PROBLEM REQUIREMENTS:
Go through the data below line by line and count those containing the word "dich". Reply with the count only.

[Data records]
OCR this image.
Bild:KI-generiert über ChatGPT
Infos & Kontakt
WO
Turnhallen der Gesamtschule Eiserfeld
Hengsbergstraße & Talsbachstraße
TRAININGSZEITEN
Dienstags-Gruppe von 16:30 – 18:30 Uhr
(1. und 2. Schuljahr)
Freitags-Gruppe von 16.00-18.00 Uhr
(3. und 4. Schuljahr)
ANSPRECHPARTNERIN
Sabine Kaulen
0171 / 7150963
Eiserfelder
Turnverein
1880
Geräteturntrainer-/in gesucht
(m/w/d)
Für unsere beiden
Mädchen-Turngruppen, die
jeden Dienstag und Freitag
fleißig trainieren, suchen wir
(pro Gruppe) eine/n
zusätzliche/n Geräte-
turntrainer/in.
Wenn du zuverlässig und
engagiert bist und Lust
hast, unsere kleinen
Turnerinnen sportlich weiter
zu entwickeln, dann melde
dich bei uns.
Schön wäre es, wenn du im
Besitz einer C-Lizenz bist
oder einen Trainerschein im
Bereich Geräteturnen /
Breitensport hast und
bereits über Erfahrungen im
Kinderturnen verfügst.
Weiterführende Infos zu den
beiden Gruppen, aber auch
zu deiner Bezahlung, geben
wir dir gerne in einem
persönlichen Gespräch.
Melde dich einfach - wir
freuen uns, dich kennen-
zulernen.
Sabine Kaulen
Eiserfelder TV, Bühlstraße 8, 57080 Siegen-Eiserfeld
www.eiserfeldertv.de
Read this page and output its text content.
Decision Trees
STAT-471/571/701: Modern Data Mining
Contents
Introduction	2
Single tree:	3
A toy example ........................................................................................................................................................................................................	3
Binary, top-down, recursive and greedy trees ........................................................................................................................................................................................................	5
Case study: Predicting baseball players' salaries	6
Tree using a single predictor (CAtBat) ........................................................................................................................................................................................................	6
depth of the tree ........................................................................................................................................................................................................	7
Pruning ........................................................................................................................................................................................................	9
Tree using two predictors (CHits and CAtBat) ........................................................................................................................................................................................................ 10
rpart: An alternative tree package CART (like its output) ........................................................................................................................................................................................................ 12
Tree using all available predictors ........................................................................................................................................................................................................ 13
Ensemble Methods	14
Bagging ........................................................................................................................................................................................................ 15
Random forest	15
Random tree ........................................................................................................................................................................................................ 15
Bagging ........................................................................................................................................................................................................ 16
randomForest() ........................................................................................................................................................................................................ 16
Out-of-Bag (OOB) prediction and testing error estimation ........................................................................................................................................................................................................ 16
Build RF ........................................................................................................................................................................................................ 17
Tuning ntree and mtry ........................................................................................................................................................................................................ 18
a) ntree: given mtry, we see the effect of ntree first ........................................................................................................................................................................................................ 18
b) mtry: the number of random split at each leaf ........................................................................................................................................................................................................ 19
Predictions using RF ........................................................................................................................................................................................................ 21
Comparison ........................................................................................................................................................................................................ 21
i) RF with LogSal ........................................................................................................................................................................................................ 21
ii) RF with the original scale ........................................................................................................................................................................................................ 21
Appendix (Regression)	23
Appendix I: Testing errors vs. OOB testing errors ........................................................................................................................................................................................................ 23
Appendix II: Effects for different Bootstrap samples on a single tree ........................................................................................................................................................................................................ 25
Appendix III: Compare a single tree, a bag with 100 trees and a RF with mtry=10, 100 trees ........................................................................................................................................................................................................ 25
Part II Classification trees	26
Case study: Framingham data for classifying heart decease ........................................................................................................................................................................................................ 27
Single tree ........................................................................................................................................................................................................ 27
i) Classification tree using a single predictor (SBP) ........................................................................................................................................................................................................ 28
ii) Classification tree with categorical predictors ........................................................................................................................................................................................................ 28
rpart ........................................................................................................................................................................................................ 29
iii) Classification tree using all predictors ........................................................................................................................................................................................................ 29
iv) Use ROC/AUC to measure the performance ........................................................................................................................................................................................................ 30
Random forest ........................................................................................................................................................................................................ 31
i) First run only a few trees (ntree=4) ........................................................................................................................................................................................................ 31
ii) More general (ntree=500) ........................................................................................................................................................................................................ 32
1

EXERCISE SOLUTION:
3